• **Task brief**: Output the full listing below exactly, without the pictures.

━━━━━━━━

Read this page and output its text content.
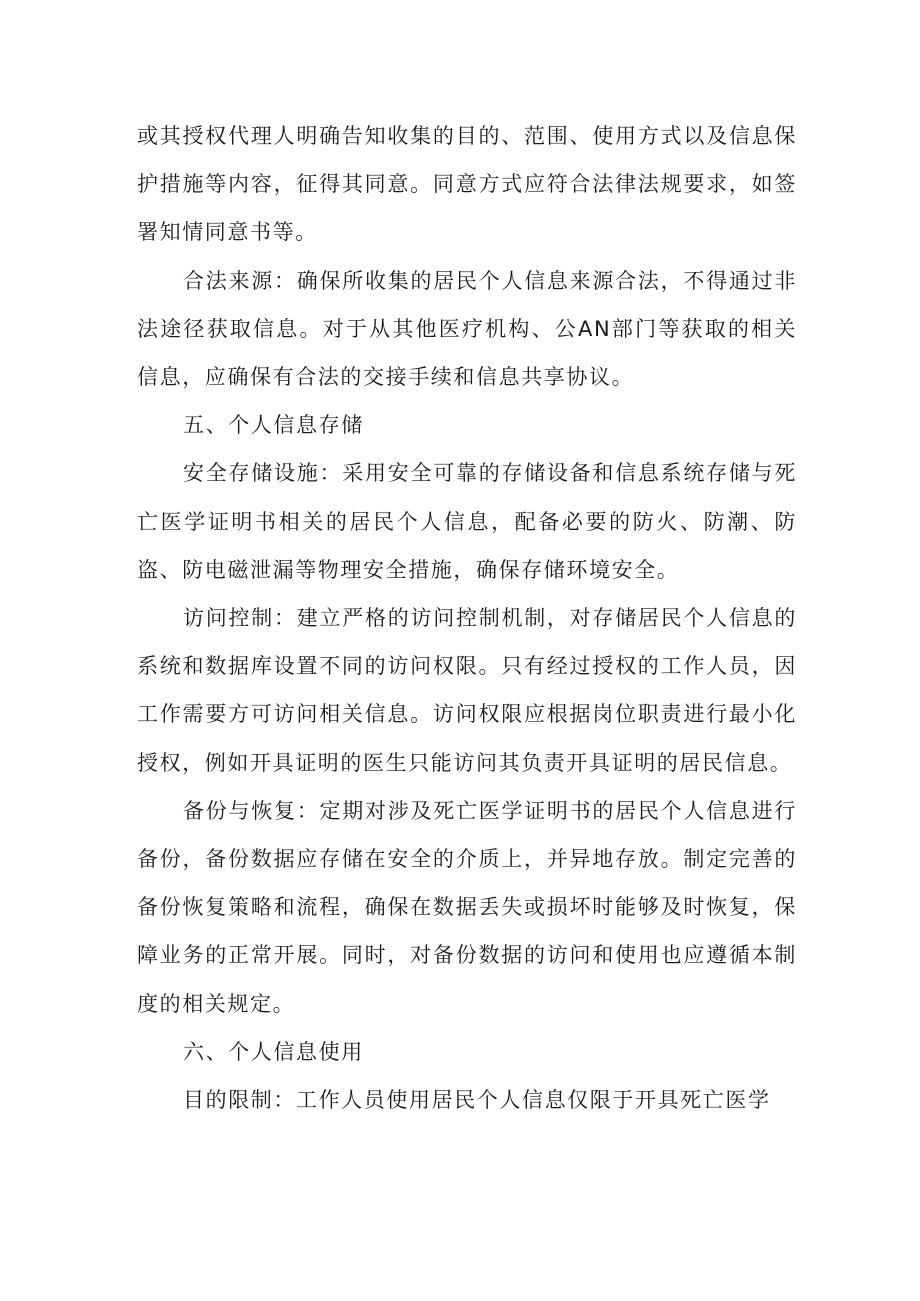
或其授权代理人明确告知收集的目的、范围、使用方式以及信息保护措施等内容，征得其同意。同意方式应符合法律法规要求，如签署知情同意书等。

合法来源：确保所收集的居民个人信息来源合法，不得通过非法途径获取信息。对于从其他医疗机构、公AN部门等获取的相关信息，应确保有合法的交接手续和信息共享协议。

五、个人信息存储

安全存储设施：采用安全可靠的存储设备和信息系统存储与死亡医学证明书相关的居民个人信息，配备必要的防火、防潮、防盗、防电磁泄漏等物理安全措施，确保存储环境安全。

访问控制：建立严格的访问控制机制，对存储居民个人信息的系统和数据库设置不同的访问权限。只有经过授权的工作人员，因工作需要方可访问相关信息。访问权限应根据岗位职责进行最小化授权，例如开具证明的医生只能访问其负责开具证明的居民信息。

备份与恢复：定期对涉及死亡医学证明书的居民个人信息进行备份，备份数据应存储在安全的介质上，并异地存放。制定完善的备份恢复策略和流程，确保在数据丢失或损坏时能够及时恢复，保障业务的正常开展。同时，对备份数据的访问和使用也应遵循本制度的相关规定。

六、个人信息使用

目的限制：工作人员使用居民个人信息仅限于开具死亡医学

━━━━━━━━

• **Output of the task**:
Read this page and output its text content.
或其授权代理人明确告知收集的目的、范围、使用方式以及信息保护措施等内容，征得其同意。同意方式应符合法律法规要求，如签署知情同意书等。

合法来源：确保所收集的居民个人信息来源合法，不得通过非法途径获取信息。对于从其他医疗机构、公AN部门等获取的相关信息，应确保有合法的交接手续和信息共享协议。

五、个人信息存储

安全存储设施：采用安全可靠的存储设备和信息系统存储与死亡医学证明书相关的居民个人信息，配备必要的防火、防潮、防盗、防电磁泄漏等物理安全措施，确保存储环境安全。

访问控制：建立严格的访问控制机制，对存储居民个人信息的系统和数据库设置不同的访问权限。只有经过授权的工作人员，因工作需要方可访问相关信息。访问权限应根据岗位职责进行最小化授权，例如开具证明的医生只能访问其负责开具证明的居民信息。

备份与恢复：定期对涉及死亡医学证明书的居民个人信息进行备份，备份数据应存储在安全的介质上，并异地存放。制定完善的备份恢复策略和流程，确保在数据丢失或损坏时能够及时恢复，保障业务的正常开展。同时，对备份数据的访问和使用也应遵循本制度的相关规定。

六、个人信息使用

目的限制：工作人员使用居民个人信息仅限于开具死亡医学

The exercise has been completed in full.